Work to do
Go through the data below and gather each line containing "their".

+++ Records for this task

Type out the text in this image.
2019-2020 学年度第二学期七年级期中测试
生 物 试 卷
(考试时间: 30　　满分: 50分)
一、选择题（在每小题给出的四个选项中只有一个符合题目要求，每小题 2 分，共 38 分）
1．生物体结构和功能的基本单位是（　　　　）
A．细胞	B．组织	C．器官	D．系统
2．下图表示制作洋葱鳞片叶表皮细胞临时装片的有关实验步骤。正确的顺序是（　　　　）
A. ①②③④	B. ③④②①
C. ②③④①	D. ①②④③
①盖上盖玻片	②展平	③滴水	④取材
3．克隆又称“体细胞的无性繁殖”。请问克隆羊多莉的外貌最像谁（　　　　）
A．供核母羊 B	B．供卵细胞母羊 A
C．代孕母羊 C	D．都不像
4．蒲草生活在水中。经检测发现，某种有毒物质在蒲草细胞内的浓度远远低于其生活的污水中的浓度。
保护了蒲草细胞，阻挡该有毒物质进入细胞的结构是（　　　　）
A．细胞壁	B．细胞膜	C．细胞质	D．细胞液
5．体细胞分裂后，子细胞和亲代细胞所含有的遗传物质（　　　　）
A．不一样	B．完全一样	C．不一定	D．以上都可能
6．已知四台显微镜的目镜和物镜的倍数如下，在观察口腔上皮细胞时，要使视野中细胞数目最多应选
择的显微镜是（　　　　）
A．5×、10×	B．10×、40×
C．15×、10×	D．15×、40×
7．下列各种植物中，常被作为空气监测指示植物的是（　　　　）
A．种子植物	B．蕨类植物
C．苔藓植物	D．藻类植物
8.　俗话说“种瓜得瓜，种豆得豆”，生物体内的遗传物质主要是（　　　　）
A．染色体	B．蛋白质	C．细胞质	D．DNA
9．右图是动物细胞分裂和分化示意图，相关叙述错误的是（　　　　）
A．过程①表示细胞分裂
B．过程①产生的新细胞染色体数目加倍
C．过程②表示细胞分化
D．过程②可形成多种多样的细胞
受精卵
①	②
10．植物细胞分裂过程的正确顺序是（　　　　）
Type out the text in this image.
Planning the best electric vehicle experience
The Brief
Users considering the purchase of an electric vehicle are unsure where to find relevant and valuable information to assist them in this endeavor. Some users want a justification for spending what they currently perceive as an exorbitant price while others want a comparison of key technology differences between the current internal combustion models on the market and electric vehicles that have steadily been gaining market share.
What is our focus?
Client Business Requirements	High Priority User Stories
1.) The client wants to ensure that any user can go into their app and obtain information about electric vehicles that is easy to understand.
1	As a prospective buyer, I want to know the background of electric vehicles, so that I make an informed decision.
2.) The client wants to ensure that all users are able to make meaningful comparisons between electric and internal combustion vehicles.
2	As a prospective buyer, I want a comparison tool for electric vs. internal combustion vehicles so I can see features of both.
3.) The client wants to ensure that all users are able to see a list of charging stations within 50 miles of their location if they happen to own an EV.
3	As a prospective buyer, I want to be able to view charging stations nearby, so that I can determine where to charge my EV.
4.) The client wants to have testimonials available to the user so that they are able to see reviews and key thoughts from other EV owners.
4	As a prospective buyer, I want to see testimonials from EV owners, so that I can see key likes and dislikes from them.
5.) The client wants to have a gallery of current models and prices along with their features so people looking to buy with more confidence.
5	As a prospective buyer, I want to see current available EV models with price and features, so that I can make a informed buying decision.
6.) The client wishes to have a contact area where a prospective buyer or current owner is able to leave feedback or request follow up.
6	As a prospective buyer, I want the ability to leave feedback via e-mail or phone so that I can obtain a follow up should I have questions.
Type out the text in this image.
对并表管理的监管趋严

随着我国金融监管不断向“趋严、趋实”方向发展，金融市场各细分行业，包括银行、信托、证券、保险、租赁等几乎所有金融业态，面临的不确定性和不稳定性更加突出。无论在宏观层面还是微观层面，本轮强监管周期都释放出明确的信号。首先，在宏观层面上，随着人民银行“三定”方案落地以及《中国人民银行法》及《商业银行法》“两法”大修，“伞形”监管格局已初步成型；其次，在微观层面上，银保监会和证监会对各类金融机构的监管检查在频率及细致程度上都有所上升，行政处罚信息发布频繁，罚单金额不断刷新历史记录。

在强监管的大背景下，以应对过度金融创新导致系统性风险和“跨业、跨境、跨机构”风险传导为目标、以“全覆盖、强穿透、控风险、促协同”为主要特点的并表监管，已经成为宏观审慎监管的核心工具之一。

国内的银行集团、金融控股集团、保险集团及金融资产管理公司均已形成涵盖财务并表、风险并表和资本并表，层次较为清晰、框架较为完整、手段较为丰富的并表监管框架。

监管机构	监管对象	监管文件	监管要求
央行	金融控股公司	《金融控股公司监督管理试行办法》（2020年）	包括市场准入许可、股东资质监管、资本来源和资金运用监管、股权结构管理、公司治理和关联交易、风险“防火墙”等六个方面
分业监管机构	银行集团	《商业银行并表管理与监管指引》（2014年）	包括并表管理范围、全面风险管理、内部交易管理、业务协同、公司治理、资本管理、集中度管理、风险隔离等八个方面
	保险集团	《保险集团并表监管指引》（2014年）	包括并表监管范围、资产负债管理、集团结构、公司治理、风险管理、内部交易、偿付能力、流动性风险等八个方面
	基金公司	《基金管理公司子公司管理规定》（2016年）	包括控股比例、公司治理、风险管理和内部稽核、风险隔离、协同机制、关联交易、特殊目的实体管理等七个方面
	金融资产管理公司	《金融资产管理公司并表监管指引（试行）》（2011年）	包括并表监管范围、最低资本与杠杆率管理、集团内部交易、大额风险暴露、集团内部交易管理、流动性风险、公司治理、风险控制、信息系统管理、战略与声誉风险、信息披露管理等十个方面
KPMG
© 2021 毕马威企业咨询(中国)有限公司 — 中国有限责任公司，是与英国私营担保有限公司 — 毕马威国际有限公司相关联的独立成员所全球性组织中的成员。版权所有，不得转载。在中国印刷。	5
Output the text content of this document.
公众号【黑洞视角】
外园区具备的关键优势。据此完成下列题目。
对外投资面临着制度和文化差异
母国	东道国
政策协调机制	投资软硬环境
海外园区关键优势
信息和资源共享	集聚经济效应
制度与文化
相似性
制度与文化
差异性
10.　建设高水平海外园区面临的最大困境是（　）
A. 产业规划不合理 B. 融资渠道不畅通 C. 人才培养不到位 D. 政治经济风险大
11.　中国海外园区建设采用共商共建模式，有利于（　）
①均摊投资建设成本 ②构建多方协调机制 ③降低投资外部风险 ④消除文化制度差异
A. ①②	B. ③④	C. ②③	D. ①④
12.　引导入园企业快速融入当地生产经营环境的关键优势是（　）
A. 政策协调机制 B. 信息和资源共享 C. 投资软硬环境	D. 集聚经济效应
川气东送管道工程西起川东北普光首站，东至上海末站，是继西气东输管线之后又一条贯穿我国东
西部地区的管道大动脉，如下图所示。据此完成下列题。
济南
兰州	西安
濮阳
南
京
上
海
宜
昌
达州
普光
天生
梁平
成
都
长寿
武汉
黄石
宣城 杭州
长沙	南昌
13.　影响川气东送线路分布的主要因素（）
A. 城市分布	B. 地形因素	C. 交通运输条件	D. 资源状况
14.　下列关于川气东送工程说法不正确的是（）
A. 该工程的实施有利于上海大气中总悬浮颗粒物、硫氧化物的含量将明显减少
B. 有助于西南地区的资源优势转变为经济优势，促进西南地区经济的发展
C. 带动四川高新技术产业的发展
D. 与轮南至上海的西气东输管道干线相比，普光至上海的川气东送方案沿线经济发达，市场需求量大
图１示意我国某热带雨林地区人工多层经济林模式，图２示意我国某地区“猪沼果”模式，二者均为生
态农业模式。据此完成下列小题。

++++++

Output of the task
1.) The client wants to ensure that any user can go into their app and obtain information about electric vehicles that is easy to understand.
3.) The client wants to ensure that all users are able to see a list of charging stations within 50 miles of their location if they happen to own an EV.
5.) The client wants to have a gallery of current models and prices along with their features so people looking to buy with more confidence.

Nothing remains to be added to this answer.